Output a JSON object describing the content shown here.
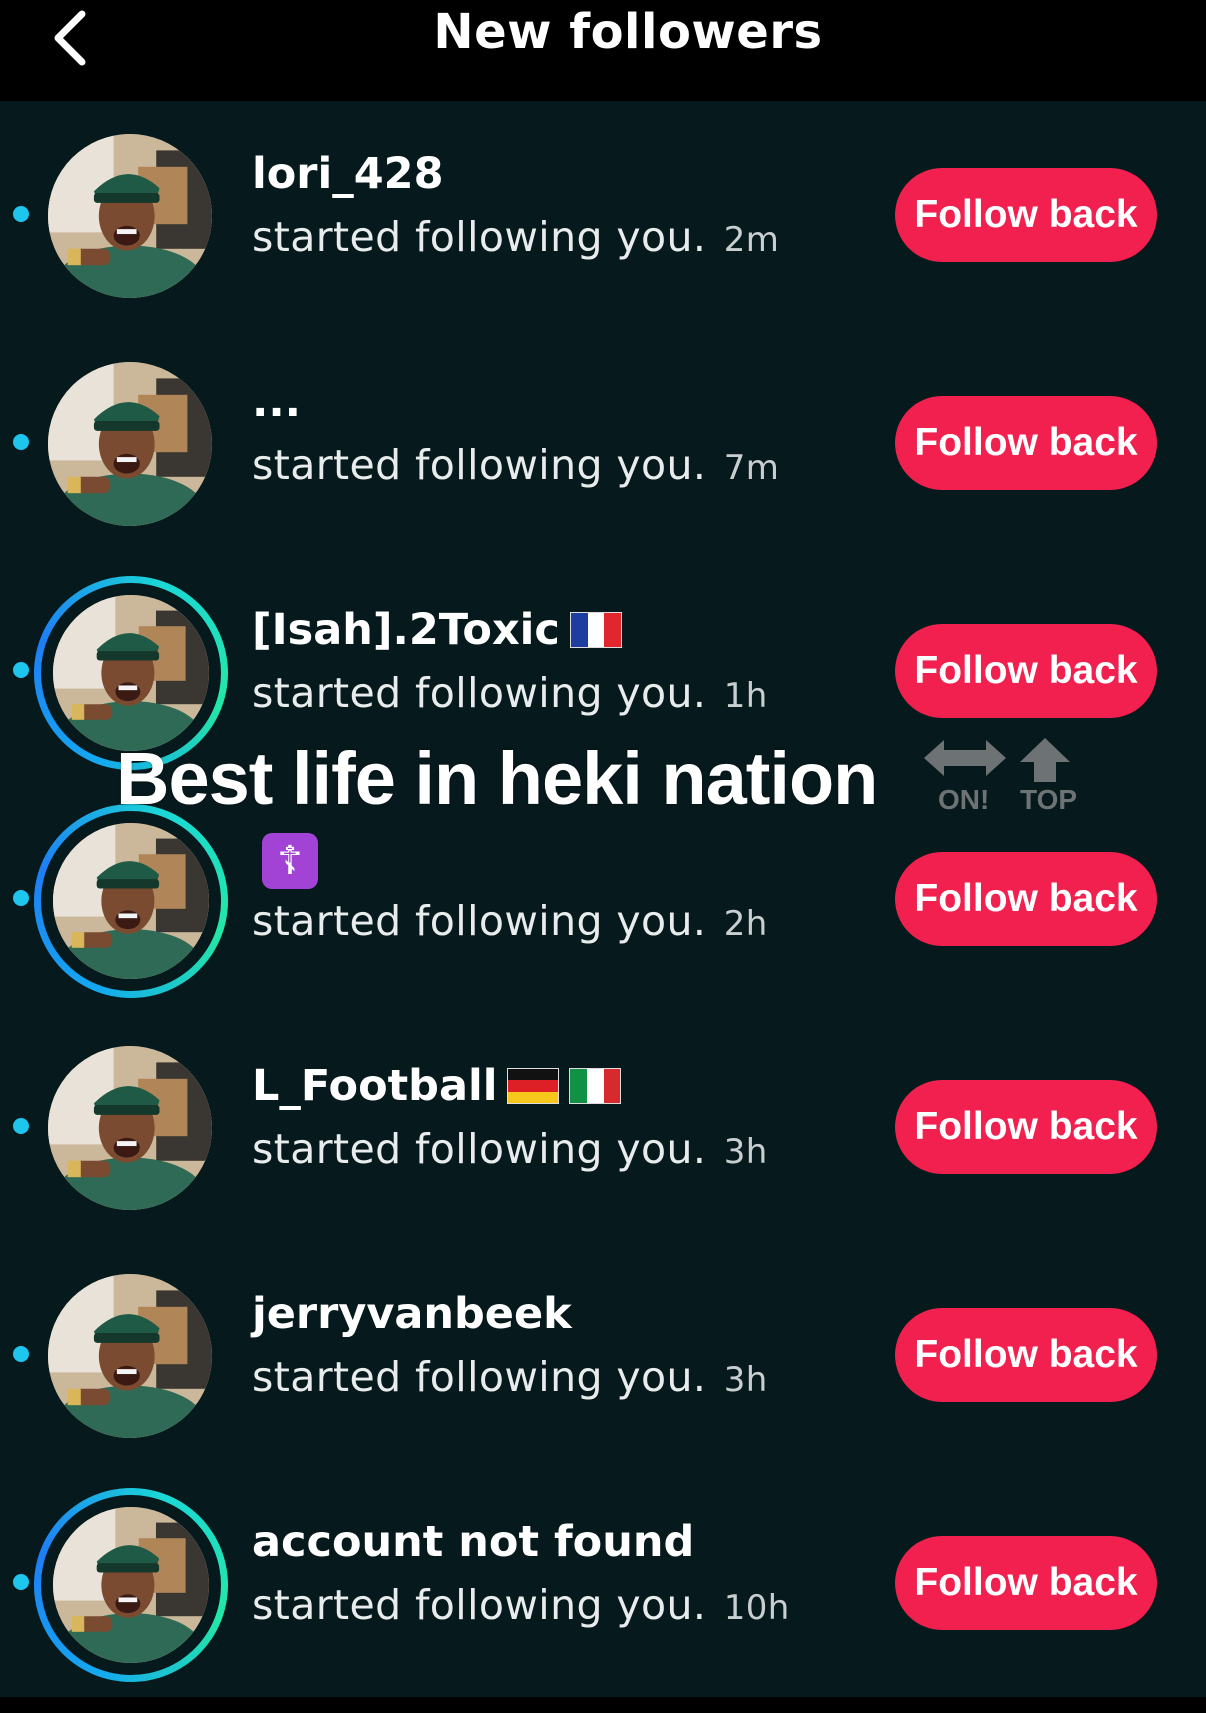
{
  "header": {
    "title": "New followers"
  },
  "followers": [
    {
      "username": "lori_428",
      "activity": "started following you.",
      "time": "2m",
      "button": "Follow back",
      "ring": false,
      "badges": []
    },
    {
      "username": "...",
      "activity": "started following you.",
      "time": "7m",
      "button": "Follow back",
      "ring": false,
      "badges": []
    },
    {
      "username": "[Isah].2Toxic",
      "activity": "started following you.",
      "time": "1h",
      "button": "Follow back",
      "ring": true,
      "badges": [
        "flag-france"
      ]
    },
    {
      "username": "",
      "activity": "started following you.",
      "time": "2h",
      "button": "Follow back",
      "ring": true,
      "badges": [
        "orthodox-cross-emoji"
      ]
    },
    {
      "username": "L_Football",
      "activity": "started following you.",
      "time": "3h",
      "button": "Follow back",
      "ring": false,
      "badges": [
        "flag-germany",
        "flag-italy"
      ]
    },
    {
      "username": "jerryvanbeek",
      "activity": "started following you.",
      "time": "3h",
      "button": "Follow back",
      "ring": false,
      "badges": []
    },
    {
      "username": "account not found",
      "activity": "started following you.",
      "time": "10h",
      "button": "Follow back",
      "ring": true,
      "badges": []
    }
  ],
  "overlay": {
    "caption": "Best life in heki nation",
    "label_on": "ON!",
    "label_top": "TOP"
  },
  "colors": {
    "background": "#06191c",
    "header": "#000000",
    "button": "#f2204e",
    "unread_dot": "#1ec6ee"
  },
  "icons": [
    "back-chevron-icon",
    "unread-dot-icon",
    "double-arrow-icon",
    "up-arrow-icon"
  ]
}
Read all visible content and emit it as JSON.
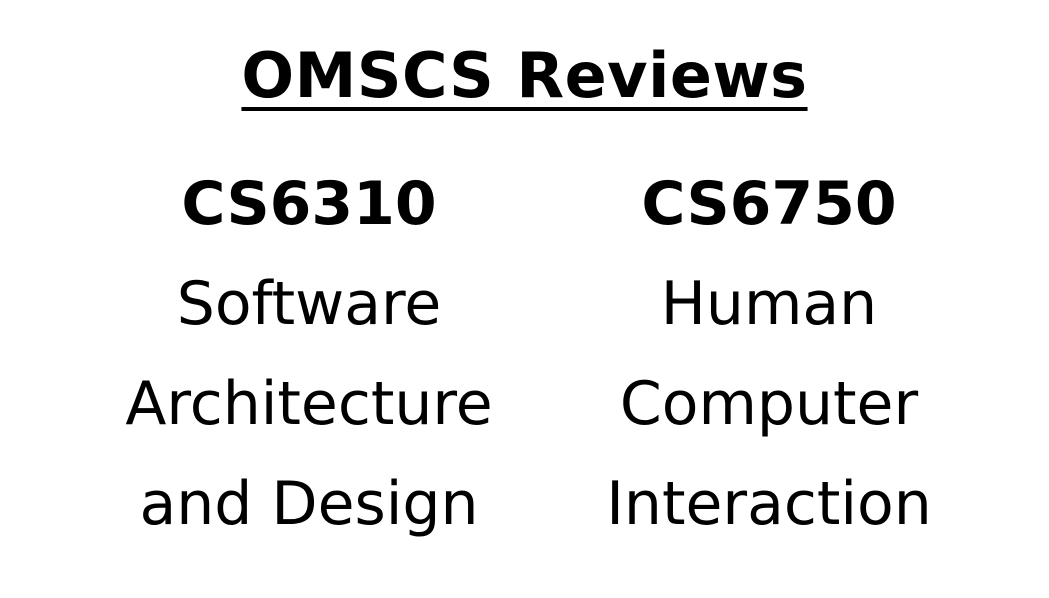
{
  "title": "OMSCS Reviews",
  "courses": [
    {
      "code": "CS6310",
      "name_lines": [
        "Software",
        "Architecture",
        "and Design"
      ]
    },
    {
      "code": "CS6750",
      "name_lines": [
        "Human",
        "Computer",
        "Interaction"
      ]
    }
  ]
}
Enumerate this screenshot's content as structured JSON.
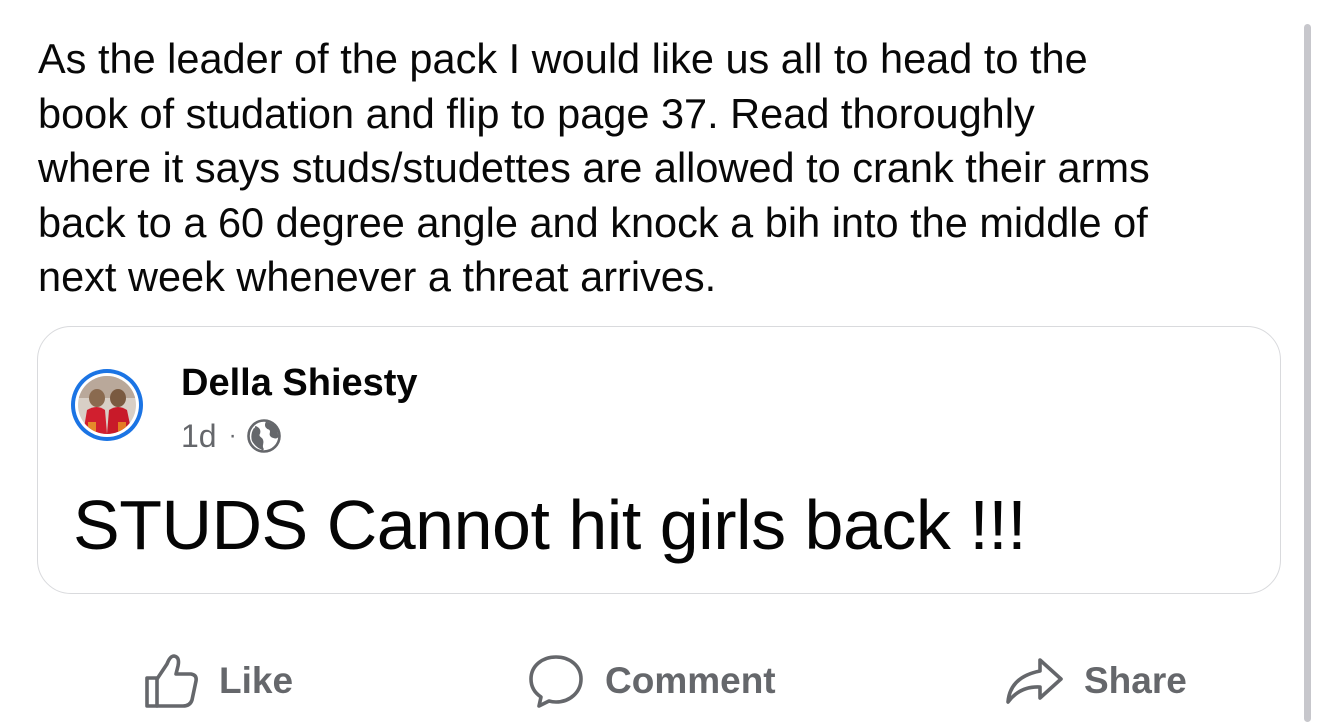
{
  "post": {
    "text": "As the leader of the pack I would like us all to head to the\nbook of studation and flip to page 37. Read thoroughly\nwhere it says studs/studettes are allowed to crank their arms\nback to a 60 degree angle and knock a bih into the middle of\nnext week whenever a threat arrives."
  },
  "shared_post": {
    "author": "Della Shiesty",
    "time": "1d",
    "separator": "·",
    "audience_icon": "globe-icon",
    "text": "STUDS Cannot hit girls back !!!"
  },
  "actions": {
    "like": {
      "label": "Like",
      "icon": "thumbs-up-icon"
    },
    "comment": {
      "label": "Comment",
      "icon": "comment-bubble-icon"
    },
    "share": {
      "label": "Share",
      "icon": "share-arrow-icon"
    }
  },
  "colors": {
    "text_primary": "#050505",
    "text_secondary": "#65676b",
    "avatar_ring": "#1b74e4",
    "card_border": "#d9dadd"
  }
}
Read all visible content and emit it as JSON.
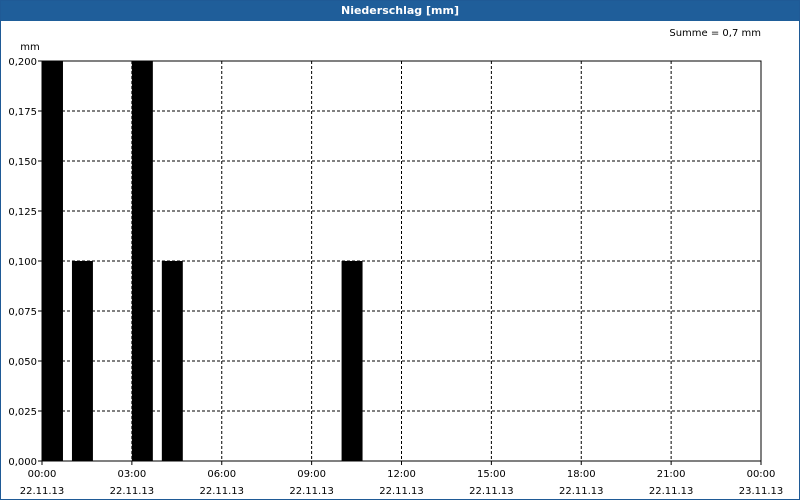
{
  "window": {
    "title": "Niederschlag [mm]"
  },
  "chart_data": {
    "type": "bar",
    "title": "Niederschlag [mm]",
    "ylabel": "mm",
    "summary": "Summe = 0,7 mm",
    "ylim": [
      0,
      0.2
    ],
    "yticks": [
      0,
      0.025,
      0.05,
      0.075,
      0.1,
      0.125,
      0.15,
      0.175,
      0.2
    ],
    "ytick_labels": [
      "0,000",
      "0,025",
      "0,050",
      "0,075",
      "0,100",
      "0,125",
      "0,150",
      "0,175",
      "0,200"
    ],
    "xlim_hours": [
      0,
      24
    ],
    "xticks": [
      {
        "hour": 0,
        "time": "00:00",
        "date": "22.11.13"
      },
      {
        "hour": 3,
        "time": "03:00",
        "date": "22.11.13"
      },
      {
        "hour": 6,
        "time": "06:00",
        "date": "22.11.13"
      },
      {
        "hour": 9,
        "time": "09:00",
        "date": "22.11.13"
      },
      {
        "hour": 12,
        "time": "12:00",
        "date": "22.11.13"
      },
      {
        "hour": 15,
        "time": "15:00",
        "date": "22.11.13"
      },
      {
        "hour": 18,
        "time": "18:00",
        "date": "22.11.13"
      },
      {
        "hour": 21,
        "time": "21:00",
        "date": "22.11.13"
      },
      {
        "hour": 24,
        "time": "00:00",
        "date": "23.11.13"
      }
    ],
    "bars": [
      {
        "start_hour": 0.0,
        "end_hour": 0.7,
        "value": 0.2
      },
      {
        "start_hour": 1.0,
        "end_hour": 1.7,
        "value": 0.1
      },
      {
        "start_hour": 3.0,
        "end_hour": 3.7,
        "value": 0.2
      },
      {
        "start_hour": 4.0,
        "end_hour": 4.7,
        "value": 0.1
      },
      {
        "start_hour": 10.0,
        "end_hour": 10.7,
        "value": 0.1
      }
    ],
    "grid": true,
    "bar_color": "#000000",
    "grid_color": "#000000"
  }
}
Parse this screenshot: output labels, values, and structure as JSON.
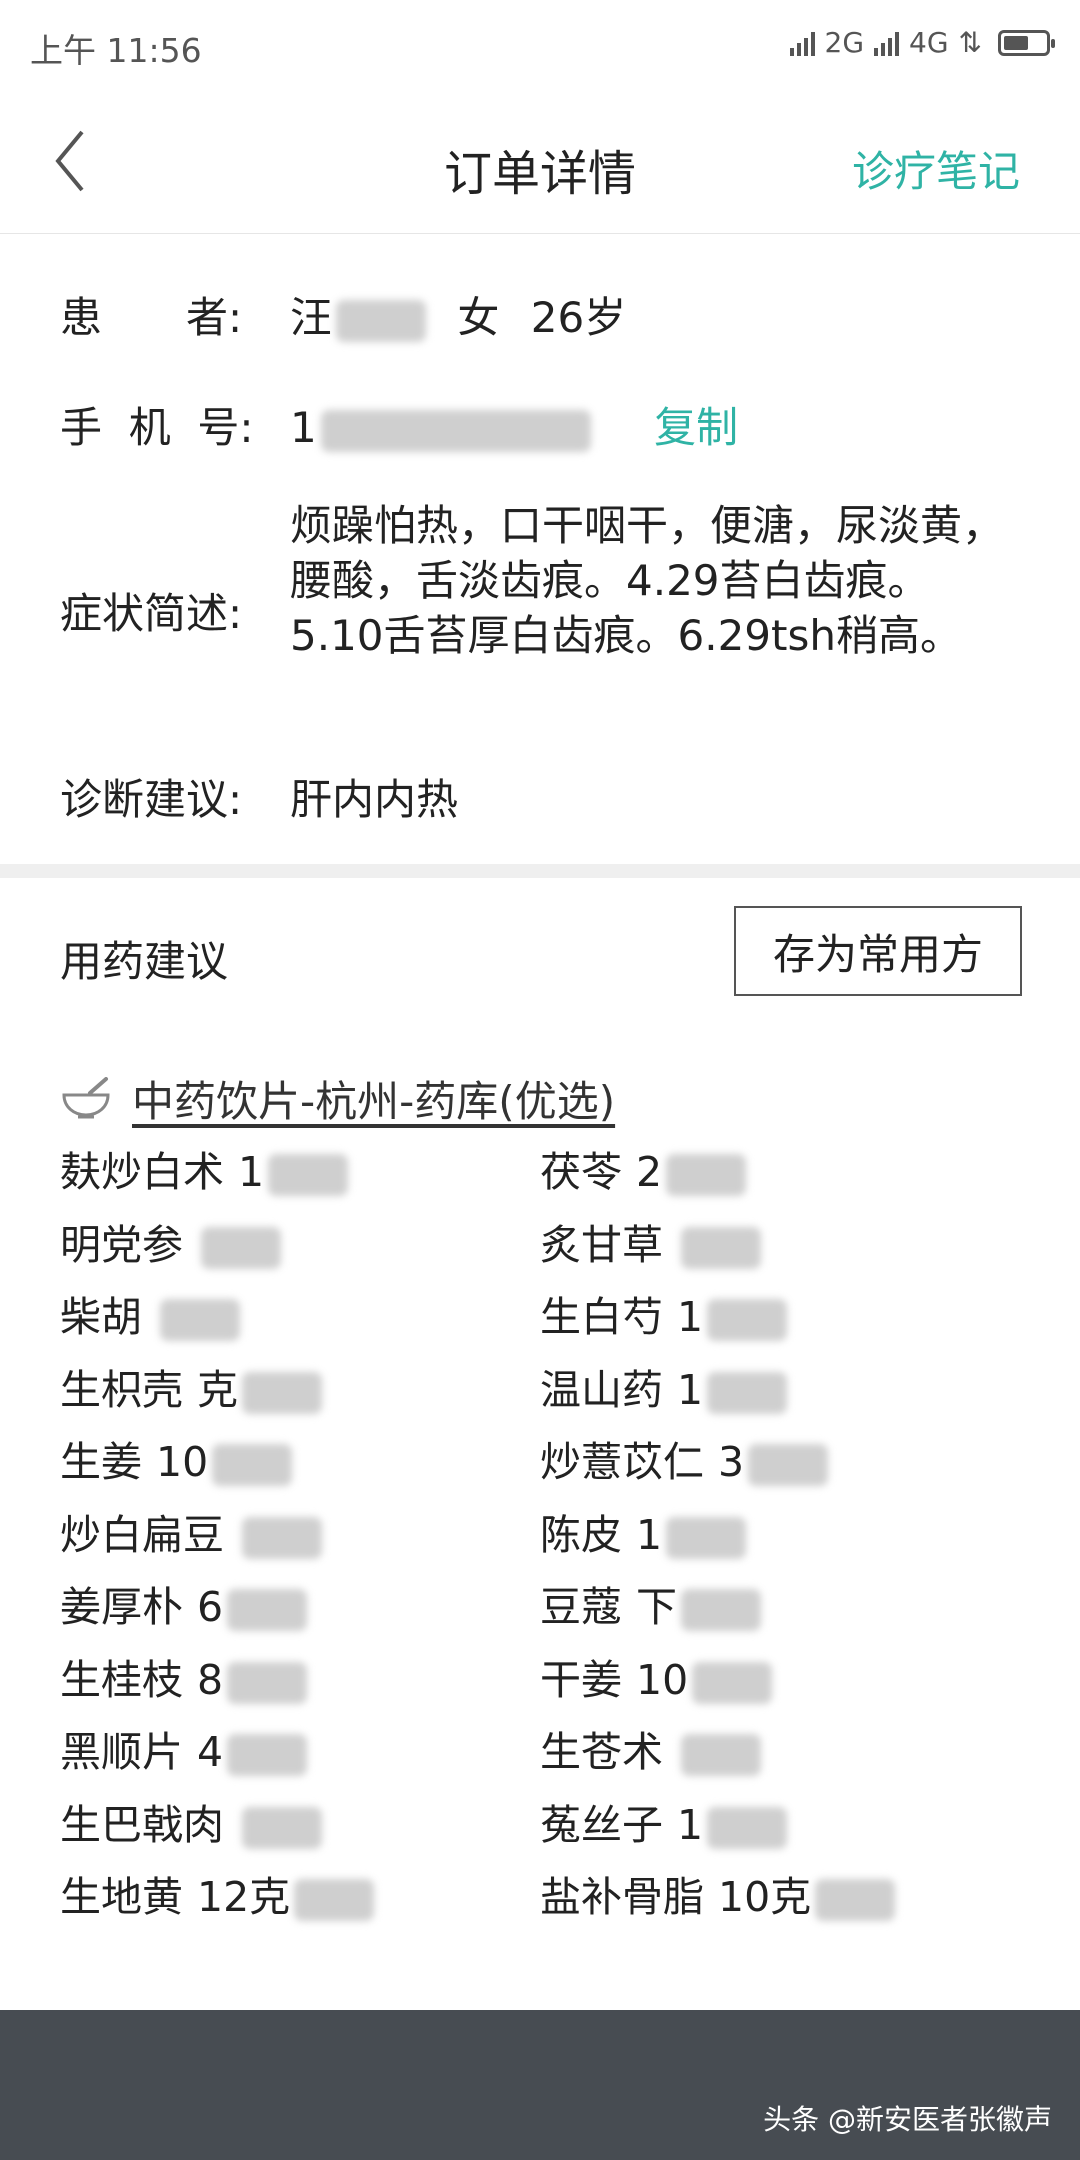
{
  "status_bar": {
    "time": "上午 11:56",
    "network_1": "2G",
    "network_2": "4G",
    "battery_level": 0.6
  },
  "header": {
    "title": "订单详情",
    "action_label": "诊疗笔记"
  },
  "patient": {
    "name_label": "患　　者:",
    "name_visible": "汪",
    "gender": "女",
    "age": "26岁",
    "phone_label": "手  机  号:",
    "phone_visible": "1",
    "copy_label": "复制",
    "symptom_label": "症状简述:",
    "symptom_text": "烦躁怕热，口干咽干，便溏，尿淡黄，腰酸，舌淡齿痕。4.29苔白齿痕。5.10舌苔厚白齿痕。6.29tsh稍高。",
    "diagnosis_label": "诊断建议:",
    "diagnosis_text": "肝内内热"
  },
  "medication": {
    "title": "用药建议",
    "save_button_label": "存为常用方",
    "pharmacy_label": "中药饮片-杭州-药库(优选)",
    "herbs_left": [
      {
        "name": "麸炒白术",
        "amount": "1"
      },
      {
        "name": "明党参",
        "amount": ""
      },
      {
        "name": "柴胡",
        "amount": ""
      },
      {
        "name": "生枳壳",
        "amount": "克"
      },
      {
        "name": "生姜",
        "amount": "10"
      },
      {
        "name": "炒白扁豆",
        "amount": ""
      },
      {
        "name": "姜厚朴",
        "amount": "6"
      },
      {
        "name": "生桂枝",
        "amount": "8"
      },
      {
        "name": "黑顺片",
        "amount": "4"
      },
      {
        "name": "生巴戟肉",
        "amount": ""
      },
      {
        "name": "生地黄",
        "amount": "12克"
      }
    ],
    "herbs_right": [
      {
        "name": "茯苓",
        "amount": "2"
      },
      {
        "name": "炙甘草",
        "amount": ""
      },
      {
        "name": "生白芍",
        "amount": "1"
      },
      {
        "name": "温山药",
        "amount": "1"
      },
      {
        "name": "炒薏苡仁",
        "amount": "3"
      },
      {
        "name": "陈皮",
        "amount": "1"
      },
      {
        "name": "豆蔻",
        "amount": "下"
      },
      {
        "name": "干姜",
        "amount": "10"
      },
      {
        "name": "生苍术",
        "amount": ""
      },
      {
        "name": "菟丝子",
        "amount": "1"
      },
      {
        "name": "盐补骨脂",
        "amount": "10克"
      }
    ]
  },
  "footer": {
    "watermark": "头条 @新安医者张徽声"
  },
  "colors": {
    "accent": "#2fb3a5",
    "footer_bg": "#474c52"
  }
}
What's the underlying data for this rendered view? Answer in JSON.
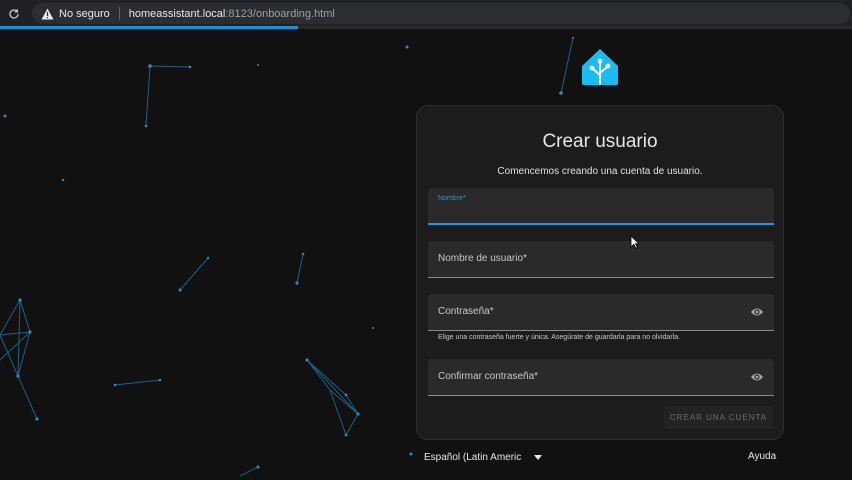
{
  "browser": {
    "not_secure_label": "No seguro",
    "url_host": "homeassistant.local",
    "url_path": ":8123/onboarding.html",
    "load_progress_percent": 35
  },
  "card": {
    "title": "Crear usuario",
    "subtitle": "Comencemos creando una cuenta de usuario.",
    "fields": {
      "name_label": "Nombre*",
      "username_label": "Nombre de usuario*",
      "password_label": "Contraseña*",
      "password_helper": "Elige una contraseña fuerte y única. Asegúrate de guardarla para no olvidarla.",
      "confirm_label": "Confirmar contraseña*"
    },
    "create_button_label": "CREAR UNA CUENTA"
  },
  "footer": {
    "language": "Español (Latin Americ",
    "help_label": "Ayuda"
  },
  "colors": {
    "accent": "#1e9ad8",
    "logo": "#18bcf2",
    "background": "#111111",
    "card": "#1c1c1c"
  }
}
::::
» **STATED PROBLEM**
In the records above, locate the line with "What's the underlying"; output it and each line after it through the last one, exactly, omitting pictures.

» **RESULT FOR THIS TASK**
What's the underlying data for this rendered view? Answer in JSON.
{
  "browser": {
    "not_secure_label": "No seguro",
    "url_host": "homeassistant.local",
    "url_path": ":8123/onboarding.html",
    "load_progress_percent": 35
  },
  "card": {
    "title": "Crear usuario",
    "subtitle": "Comencemos creando una cuenta de usuario.",
    "fields": {
      "name_label": "Nombre*",
      "username_label": "Nombre de usuario*",
      "password_label": "Contraseña*",
      "password_helper": "Elige una contraseña fuerte y única. Asegúrate de guardarla para no olvidarla.",
      "confirm_label": "Confirmar contraseña*"
    },
    "create_button_label": "CREAR UNA CUENTA"
  },
  "footer": {
    "language": "Español (Latin Americ",
    "help_label": "Ayuda"
  },
  "colors": {
    "accent": "#1e9ad8",
    "logo": "#18bcf2",
    "background": "#111111",
    "card": "#1c1c1c"
  }
}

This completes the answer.